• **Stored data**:
+++

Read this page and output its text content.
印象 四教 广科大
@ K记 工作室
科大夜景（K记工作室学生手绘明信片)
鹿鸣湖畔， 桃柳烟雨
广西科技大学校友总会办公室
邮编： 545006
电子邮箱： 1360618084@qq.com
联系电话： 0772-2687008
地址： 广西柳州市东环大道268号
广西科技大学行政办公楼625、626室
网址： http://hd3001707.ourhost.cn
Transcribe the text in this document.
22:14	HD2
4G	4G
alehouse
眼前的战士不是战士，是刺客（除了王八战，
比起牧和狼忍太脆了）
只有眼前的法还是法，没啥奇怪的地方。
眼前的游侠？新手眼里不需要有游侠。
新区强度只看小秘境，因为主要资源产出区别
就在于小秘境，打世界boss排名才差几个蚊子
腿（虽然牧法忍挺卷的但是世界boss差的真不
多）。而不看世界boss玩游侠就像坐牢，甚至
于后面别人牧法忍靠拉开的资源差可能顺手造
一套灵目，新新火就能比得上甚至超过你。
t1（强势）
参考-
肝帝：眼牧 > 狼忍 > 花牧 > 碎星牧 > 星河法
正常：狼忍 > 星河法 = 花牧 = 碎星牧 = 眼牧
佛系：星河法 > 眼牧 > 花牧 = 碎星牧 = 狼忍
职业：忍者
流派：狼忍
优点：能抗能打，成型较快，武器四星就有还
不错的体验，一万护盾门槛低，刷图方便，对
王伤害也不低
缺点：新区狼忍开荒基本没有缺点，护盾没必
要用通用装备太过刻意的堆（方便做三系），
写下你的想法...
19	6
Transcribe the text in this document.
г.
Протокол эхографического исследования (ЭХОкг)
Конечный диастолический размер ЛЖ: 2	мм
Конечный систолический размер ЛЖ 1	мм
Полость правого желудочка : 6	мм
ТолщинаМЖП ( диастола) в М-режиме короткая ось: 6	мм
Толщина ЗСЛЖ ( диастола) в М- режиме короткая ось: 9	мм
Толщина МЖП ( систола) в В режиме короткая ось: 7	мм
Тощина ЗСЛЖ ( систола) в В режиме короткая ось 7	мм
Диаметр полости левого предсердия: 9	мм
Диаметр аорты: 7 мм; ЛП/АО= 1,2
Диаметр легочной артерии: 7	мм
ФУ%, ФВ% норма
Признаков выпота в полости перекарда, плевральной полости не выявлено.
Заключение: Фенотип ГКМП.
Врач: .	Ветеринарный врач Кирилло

+++

• **Exercise directions**: Every line above that contains the word "режиме" should be reported.

• **Final result**:
ТолщинаМЖП ( диастола) в М-режиме короткая ось: 6	мм
Толщина ЗСЛЖ ( диастола) в М- режиме короткая ось: 9	мм
Толщина МЖП ( систола) в В режиме короткая ось: 7	мм
Тощина ЗСЛЖ ( систола) в В режиме короткая ось 7	мм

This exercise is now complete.